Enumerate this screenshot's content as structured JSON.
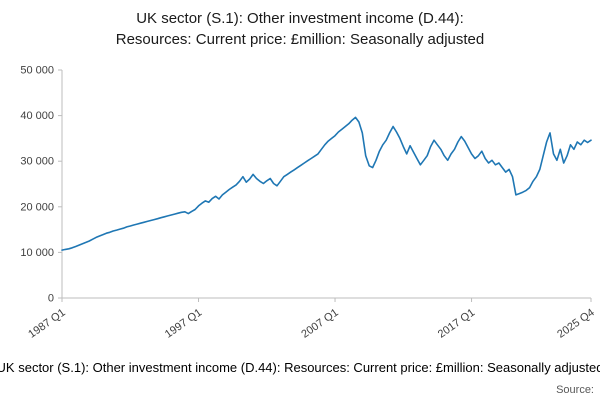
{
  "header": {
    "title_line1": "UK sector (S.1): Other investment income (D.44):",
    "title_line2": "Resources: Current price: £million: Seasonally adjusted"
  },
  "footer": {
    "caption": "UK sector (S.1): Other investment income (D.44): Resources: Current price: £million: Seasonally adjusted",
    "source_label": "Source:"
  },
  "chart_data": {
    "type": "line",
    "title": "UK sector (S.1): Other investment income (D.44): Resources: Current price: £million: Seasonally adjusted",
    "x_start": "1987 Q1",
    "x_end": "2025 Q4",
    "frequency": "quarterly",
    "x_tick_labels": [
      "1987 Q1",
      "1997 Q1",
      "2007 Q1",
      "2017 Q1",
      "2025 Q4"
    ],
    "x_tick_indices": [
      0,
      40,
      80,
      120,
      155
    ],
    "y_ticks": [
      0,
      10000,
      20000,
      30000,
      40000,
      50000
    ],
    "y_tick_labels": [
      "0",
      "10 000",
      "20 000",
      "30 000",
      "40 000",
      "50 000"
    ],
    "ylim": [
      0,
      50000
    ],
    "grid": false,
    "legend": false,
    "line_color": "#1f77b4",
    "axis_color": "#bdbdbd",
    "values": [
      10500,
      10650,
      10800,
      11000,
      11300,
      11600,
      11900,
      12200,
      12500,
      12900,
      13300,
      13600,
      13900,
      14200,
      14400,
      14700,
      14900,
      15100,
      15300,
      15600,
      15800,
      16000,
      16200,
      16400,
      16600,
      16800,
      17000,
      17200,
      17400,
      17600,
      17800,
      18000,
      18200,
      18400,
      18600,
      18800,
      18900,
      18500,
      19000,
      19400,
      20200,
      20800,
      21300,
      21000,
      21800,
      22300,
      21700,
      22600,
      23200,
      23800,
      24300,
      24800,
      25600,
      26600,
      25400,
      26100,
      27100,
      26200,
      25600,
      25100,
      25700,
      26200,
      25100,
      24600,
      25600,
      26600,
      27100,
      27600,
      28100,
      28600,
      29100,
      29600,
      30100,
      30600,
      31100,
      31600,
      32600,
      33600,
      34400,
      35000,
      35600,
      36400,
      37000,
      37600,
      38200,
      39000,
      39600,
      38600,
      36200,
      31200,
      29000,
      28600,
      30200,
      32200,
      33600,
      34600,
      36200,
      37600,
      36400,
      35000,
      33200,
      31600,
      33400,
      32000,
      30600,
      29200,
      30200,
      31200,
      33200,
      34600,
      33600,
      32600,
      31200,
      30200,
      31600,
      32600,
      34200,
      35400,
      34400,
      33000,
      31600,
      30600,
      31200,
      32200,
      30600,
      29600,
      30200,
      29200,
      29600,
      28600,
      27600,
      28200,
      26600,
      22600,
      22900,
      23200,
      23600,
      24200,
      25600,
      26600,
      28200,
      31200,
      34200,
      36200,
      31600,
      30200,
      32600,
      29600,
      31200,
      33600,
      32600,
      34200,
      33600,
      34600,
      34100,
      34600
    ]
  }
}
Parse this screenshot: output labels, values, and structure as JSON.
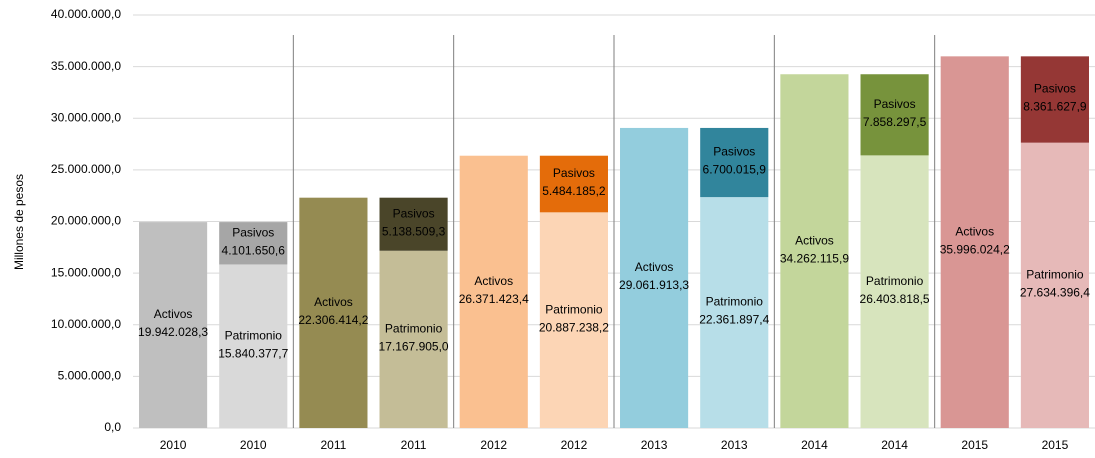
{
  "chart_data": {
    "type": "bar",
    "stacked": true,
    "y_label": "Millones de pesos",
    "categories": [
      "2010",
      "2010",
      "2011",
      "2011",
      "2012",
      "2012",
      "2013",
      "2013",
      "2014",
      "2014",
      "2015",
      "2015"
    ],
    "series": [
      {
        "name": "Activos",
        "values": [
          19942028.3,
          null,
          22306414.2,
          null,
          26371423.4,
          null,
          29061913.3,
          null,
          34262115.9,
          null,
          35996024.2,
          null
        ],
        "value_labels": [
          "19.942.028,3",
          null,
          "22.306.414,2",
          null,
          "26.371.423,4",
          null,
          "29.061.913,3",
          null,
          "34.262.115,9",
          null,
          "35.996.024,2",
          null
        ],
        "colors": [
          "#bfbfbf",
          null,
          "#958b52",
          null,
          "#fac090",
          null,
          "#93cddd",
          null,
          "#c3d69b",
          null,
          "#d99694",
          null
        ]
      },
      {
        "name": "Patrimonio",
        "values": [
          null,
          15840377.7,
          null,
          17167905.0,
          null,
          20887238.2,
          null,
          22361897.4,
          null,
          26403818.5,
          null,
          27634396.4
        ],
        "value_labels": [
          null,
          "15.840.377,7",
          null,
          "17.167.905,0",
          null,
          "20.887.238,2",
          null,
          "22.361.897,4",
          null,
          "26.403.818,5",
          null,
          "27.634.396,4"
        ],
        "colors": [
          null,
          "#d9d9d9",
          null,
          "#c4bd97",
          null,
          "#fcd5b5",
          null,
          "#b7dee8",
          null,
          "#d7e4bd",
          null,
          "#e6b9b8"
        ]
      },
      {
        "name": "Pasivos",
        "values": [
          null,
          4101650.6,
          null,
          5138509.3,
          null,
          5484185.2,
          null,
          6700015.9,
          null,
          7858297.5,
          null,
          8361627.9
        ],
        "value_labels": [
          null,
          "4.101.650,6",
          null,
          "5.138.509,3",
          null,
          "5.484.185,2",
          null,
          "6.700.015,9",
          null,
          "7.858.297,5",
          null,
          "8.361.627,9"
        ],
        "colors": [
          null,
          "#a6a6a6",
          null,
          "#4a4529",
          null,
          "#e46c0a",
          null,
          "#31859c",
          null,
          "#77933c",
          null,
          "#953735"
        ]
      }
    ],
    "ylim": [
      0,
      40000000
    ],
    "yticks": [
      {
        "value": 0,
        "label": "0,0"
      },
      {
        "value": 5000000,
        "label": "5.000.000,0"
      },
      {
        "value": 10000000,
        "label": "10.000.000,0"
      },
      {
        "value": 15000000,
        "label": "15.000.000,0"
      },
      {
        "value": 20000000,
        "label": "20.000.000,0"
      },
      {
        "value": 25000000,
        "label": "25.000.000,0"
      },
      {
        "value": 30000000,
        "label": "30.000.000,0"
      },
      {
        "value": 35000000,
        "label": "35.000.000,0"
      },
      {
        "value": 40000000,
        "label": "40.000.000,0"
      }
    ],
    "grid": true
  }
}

-*-*-

- _Task brief_
Reply with the number of lines in the preceding entries that contain "JSON", and no other words.

- _Task solution_
2